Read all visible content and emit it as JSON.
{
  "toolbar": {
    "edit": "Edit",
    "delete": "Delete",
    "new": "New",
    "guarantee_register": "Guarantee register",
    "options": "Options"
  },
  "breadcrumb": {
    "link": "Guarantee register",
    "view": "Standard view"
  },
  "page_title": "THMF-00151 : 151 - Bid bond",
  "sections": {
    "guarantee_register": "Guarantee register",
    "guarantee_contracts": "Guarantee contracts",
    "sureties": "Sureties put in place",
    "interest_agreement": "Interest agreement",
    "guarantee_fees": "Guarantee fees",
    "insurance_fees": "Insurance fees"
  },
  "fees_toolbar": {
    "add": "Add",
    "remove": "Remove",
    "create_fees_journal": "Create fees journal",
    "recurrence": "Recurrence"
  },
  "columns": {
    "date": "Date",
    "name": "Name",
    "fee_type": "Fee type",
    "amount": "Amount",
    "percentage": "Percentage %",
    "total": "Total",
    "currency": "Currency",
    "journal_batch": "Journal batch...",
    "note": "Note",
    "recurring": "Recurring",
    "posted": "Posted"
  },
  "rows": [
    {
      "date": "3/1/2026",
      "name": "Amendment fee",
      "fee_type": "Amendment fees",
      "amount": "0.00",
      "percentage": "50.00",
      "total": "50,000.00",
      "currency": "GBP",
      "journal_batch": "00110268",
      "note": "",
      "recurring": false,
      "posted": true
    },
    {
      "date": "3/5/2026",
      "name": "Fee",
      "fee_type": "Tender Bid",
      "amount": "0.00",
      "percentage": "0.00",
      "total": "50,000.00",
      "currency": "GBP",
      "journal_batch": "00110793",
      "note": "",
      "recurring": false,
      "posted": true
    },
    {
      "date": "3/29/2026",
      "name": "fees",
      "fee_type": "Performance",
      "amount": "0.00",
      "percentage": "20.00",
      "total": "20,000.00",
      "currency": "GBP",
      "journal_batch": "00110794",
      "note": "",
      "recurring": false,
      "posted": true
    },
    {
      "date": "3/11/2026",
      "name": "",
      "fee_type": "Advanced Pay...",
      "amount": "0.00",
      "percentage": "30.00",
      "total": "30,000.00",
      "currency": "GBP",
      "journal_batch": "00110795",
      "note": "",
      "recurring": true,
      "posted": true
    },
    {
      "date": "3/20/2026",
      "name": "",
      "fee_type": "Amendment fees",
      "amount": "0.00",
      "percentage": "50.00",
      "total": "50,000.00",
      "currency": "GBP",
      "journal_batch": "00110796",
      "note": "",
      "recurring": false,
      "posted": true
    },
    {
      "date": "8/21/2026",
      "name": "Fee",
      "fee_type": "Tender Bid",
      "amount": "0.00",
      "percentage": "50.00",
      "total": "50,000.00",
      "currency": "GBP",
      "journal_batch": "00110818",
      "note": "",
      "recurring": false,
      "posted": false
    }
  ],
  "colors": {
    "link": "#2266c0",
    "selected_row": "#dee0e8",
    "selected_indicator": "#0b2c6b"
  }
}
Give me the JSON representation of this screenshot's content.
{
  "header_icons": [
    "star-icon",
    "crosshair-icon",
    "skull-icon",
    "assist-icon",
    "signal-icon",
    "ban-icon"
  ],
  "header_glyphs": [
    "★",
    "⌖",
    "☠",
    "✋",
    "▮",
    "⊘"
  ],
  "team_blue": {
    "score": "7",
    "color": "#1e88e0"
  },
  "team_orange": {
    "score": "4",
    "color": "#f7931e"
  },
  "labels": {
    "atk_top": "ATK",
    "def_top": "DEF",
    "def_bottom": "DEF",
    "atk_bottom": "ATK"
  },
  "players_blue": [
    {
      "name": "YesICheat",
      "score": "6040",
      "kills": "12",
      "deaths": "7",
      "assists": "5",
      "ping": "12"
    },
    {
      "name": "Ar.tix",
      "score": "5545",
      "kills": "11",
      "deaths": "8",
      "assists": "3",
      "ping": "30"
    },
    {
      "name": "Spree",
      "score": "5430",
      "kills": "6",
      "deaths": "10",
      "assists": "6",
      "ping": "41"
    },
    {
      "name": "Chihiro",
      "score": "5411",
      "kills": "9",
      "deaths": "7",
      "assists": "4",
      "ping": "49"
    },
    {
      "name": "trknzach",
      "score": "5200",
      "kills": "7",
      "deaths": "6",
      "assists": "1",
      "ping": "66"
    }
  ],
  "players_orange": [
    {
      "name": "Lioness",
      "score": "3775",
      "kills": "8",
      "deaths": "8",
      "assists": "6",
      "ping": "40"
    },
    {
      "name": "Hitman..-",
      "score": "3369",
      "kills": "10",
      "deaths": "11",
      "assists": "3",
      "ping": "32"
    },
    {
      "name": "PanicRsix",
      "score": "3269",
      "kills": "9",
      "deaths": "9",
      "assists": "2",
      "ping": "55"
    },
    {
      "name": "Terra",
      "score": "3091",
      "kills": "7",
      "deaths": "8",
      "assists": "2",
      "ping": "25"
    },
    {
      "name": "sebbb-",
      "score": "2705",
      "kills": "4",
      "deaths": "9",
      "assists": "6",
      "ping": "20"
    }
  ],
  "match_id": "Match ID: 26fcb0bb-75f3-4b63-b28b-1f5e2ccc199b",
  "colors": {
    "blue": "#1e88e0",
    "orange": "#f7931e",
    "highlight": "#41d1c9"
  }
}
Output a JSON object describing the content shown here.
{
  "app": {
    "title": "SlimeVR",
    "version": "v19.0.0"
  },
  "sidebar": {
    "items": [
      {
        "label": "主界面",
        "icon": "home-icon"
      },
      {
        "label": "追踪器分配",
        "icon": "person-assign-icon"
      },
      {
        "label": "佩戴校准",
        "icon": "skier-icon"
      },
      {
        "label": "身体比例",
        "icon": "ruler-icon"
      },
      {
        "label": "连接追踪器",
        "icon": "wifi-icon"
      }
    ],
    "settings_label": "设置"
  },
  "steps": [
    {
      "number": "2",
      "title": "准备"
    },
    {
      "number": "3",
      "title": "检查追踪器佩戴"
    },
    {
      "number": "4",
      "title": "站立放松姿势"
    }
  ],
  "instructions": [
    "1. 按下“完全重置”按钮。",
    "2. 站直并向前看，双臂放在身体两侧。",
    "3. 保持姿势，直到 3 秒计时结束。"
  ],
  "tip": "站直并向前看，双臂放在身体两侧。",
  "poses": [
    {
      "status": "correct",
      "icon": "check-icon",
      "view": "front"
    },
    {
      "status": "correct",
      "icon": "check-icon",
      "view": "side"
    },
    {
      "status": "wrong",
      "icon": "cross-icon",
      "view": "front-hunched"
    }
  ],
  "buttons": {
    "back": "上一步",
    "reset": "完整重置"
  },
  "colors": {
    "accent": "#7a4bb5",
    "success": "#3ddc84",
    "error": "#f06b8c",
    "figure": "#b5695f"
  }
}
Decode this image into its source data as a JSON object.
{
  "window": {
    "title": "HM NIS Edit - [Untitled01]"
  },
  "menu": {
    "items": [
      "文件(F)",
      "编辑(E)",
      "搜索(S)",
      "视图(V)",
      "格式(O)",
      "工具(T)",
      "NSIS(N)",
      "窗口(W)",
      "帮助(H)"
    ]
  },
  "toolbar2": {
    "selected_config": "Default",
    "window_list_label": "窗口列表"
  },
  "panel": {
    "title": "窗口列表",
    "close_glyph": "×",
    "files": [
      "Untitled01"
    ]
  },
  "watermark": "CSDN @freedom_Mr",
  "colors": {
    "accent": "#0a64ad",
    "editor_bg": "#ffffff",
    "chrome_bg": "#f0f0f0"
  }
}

_Problem requirements_. Tally the lines in the entries above that hold the word "object". Reply with nothing but that count.

_Correct result_. 2